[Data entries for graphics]

===============

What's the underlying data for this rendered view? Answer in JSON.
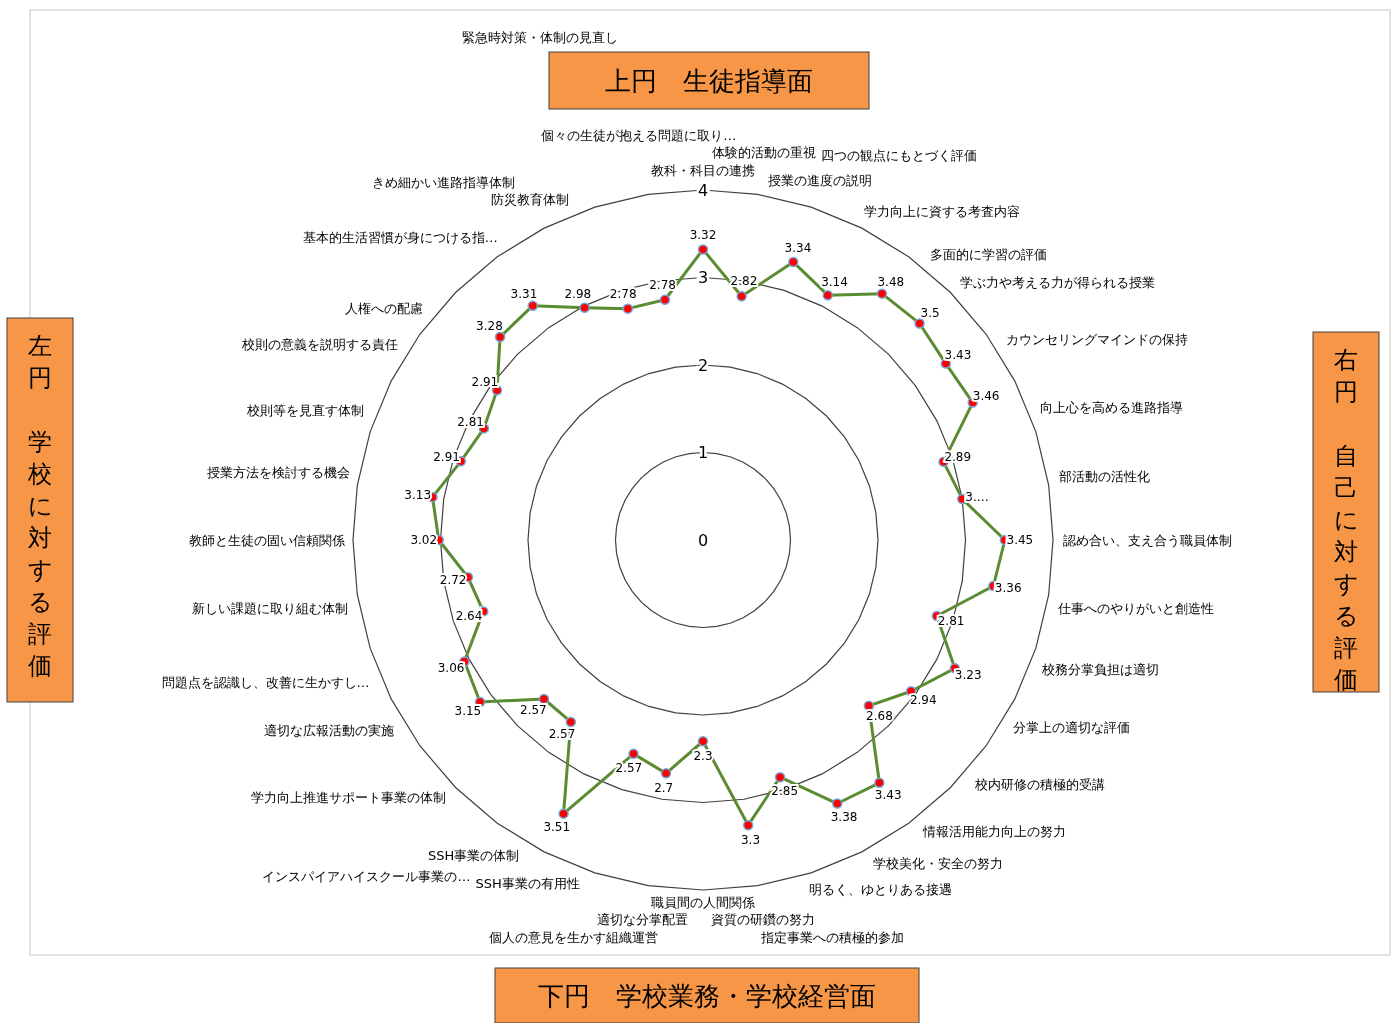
{
  "chart_data": {
    "type": "radar",
    "categories": [
      "教科・科目の連携",
      "体験的活動の重視",
      "授業の進度の説明",
      "四つの観点にもとづく評価",
      "学力向上に資する考査内容",
      "多面的に学習の評価",
      "学ぶ力や考える力が得られる授業",
      "カウンセリングマインドの保持",
      "向上心を高める進路指導",
      "部活動の活性化",
      "認め合い、支え合う職員体制",
      "仕事へのやりがいと創造性",
      "校務分掌負担は適切",
      "分掌上の適切な評価",
      "校内研修の積極的受講",
      "情報活用能力向上の努力",
      "学校美化・安全の努力",
      "明るく、ゆとりある接遇",
      "指定事業への積極的参加",
      "資質の研鑽の努力",
      "職員間の人間関係",
      "適切な分掌配置",
      "個人の意見を生かす組織運営",
      "SSH事業の有用性",
      "SSH事業の体制",
      "インスパイアハイスクール事業の…",
      "学力向上推進サポート事業の体制",
      "適切な広報活動の実施",
      "問題点を認識し、改善に生かすし…",
      "新しい課題に取り組む体制",
      "教師と生徒の固い信頼関係",
      "授業方法を検討する機会",
      "校則等を見直す体制",
      "校則の意義を説明する責任",
      "人権への配慮",
      "基本的生活習慣が身につける指…",
      "きめ細かい進路指導体制",
      "防災教育体制",
      "緊急時対策・体制の見直し",
      "個々の生徒が抱える問題に取り…"
    ],
    "series": [
      {
        "color": "#5b8c32",
        "values": [
          3.32,
          2.82,
          3.34,
          3.14,
          3.48,
          3.5,
          3.43,
          3.46,
          2.89,
          3.0,
          3.45,
          3.36,
          2.81,
          3.23,
          2.94,
          2.68,
          3.43,
          3.38,
          2.85,
          3.3,
          2.3,
          2.7,
          2.57,
          3.51,
          2.57,
          2.57,
          3.15,
          3.06,
          2.64,
          2.72,
          3.02,
          3.13,
          2.91,
          2.81,
          2.91,
          3.28,
          3.31,
          2.98,
          2.78,
          2.78
        ],
        "value_labels": [
          "3.32",
          "2.82",
          "3.34",
          "3.14",
          "3.48",
          "3.5",
          "3.43",
          "3.46",
          "2.89",
          "3.…",
          "3.45",
          "3.36",
          "2.81",
          "3.23",
          "2.94",
          "2.68",
          "3.43",
          "3.38",
          "2.85",
          "3.3",
          "2.3",
          "2.7",
          "2.57",
          "3.51",
          "2.57",
          "2.57",
          "3.15",
          "3.06",
          "2.64",
          "2.72",
          "3.02",
          "3.13",
          "2.91",
          "2.81",
          "2.91",
          "3.28",
          "3.31",
          "2.98",
          "2.78",
          "2.78"
        ]
      }
    ],
    "ylim": [
      0,
      4
    ],
    "yticks": [
      0,
      1,
      2,
      3,
      4
    ],
    "grid": true,
    "marker": "circle",
    "annotations": [
      "上円　生徒指導面",
      "左円",
      "学校に対する評価",
      "右円",
      "自己に対する評価",
      "下円　学校業務・学校経営面"
    ]
  }
}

===============

Task details: Print all of the records shown above exactly, leaving out each picture.

Output:
What's the underlying data for this rendered view? Answer in JSON.
{
  "chart_data": {
    "type": "radar",
    "categories": [
      "教科・科目の連携",
      "体験的活動の重視",
      "授業の進度の説明",
      "四つの観点にもとづく評価",
      "学力向上に資する考査内容",
      "多面的に学習の評価",
      "学ぶ力や考える力が得られる授業",
      "カウンセリングマインドの保持",
      "向上心を高める進路指導",
      "部活動の活性化",
      "認め合い、支え合う職員体制",
      "仕事へのやりがいと創造性",
      "校務分掌負担は適切",
      "分掌上の適切な評価",
      "校内研修の積極的受講",
      "情報活用能力向上の努力",
      "学校美化・安全の努力",
      "明るく、ゆとりある接遇",
      "指定事業への積極的参加",
      "資質の研鑽の努力",
      "職員間の人間関係",
      "適切な分掌配置",
      "個人の意見を生かす組織運営",
      "SSH事業の有用性",
      "SSH事業の体制",
      "インスパイアハイスクール事業の…",
      "学力向上推進サポート事業の体制",
      "適切な広報活動の実施",
      "問題点を認識し、改善に生かすし…",
      "新しい課題に取り組む体制",
      "教師と生徒の固い信頼関係",
      "授業方法を検討する機会",
      "校則等を見直す体制",
      "校則の意義を説明する責任",
      "人権への配慮",
      "基本的生活習慣が身につける指…",
      "きめ細かい進路指導体制",
      "防災教育体制",
      "緊急時対策・体制の見直し",
      "個々の生徒が抱える問題に取り…"
    ],
    "series": [
      {
        "color": "#5b8c32",
        "values": [
          3.32,
          2.82,
          3.34,
          3.14,
          3.48,
          3.5,
          3.43,
          3.46,
          2.89,
          3.0,
          3.45,
          3.36,
          2.81,
          3.23,
          2.94,
          2.68,
          3.43,
          3.38,
          2.85,
          3.3,
          2.3,
          2.7,
          2.57,
          3.51,
          2.57,
          2.57,
          3.15,
          3.06,
          2.64,
          2.72,
          3.02,
          3.13,
          2.91,
          2.81,
          2.91,
          3.28,
          3.31,
          2.98,
          2.78,
          2.78
        ],
        "value_labels": [
          "3.32",
          "2.82",
          "3.34",
          "3.14",
          "3.48",
          "3.5",
          "3.43",
          "3.46",
          "2.89",
          "3.…",
          "3.45",
          "3.36",
          "2.81",
          "3.23",
          "2.94",
          "2.68",
          "3.43",
          "3.38",
          "2.85",
          "3.3",
          "2.3",
          "2.7",
          "2.57",
          "3.51",
          "2.57",
          "2.57",
          "3.15",
          "3.06",
          "2.64",
          "2.72",
          "3.02",
          "3.13",
          "2.91",
          "2.81",
          "2.91",
          "3.28",
          "3.31",
          "2.98",
          "2.78",
          "2.78"
        ]
      }
    ],
    "ylim": [
      0,
      4
    ],
    "yticks": [
      0,
      1,
      2,
      3,
      4
    ],
    "grid": true,
    "marker": "circle",
    "annotations": [
      "上円　生徒指導面",
      "左円",
      "学校に対する評価",
      "右円",
      "自己に対する評価",
      "下円　学校業務・学校経営面"
    ]
  }
}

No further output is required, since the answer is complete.